■ Instruction ■
In the material below, find every line with "values" and pull it out.

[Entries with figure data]
****
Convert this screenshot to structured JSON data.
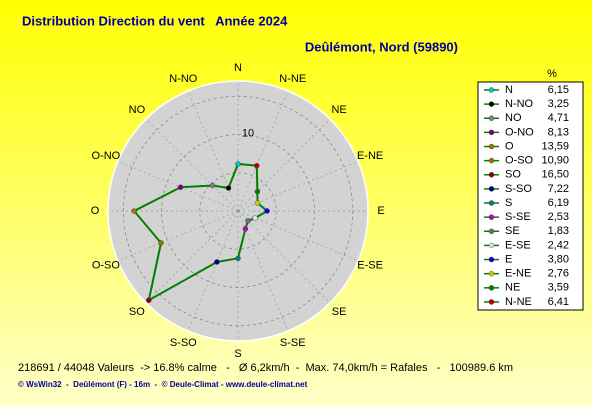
{
  "chart_data": {
    "type": "windrose",
    "title": "Distribution Direction du vent   Année 2024",
    "subtitle": "Deûlémont, Nord (59890)",
    "unit_label": "%",
    "categories": [
      "N",
      "N-NO",
      "NO",
      "O-NO",
      "O",
      "O-SO",
      "SO",
      "S-SO",
      "S",
      "S-SE",
      "SE",
      "E-SE",
      "E",
      "E-NE",
      "NE",
      "N-NE"
    ],
    "values": [
      6.15,
      3.25,
      4.71,
      8.13,
      13.59,
      10.9,
      16.5,
      7.22,
      6.19,
      2.53,
      1.83,
      2.42,
      3.8,
      2.76,
      3.59,
      6.41
    ],
    "value_labels": [
      "6,15",
      "3,25",
      "4,71",
      "8,13",
      "13,59",
      "10,90",
      "16,50",
      "7,22",
      "6,19",
      "2,53",
      "1,83",
      "2,42",
      "3,80",
      "2,76",
      "3,59",
      "6,41"
    ],
    "colors": [
      "#00c8c8",
      "#000000",
      "#808080",
      "#800080",
      "#a07800",
      "#808000",
      "#900000",
      "#000080",
      "#008080",
      "#c000c0",
      "#707070",
      "#e0e0e0",
      "#0000ff",
      "#c8c800",
      "#008000",
      "#c00000"
    ],
    "line_color": "#008000",
    "rlim": [
      0,
      17
    ],
    "rticks": [
      10
    ],
    "rgrid": [
      5,
      10,
      15
    ],
    "footer": "218691 / 44048 Valeurs  -> 16.8% calme   -   Ø 6,2km/h  -  Max. 74,0km/h = Rafales   -   100989.6 km",
    "credits": "© WsWin32  -  Deûlémont (F) - 16m  -  © Deule-Climat - www.deule-climat.net"
  }
}
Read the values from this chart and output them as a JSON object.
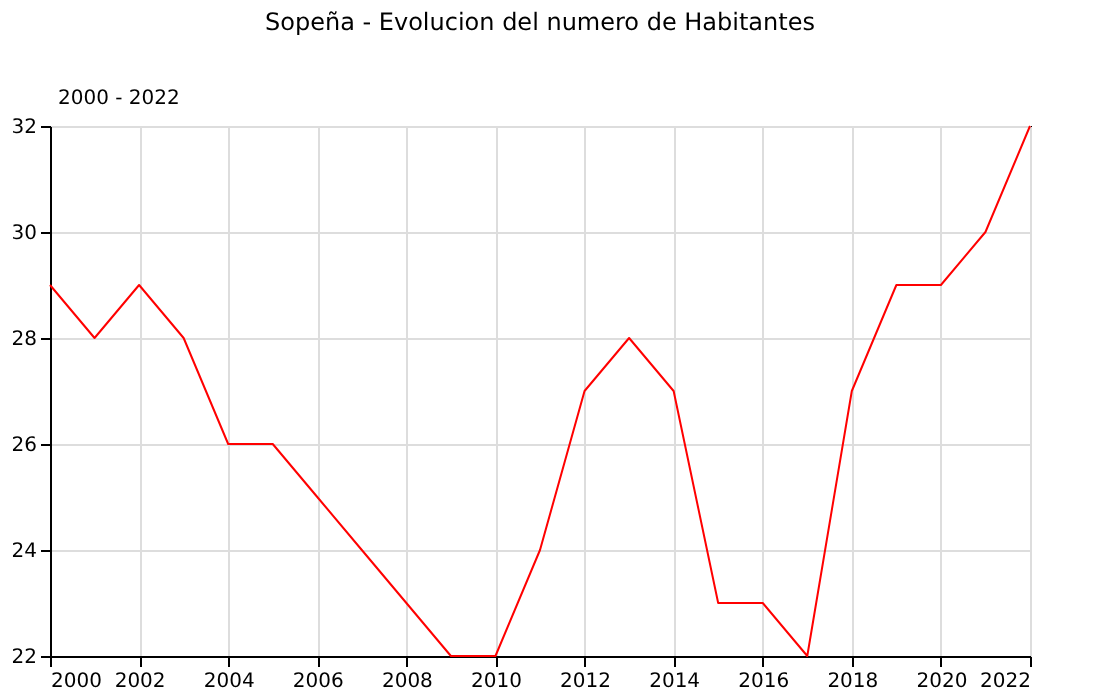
{
  "chart_data": {
    "type": "line",
    "title": "Sopeña - Evolucion del numero de Habitantes",
    "annotations": [
      "2000 - 2022"
    ],
    "x": [
      2000,
      2001,
      2002,
      2003,
      2004,
      2005,
      2006,
      2007,
      2008,
      2009,
      2010,
      2011,
      2012,
      2013,
      2014,
      2015,
      2016,
      2017,
      2018,
      2019,
      2020,
      2021,
      2022
    ],
    "series": [
      {
        "color": "#ff0000",
        "values": [
          29,
          28,
          29,
          28,
          26,
          26,
          25,
          24,
          23,
          22,
          22,
          24,
          27,
          28,
          27,
          23,
          23,
          22,
          27,
          29,
          29,
          30,
          32
        ]
      }
    ],
    "xlim": [
      2000,
      2022
    ],
    "xticks": [
      2000,
      2002,
      2004,
      2006,
      2008,
      2010,
      2012,
      2014,
      2016,
      2018,
      2020,
      2022
    ],
    "ylim": [
      22,
      32
    ],
    "yticks": [
      22,
      24,
      26,
      28,
      30,
      32
    ],
    "grid": true,
    "marker": "none",
    "line_style": "solid"
  }
}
****
■ Complete answer ■
    "values": [
Read the values from this chart and output them as a JSON object.
        "values": [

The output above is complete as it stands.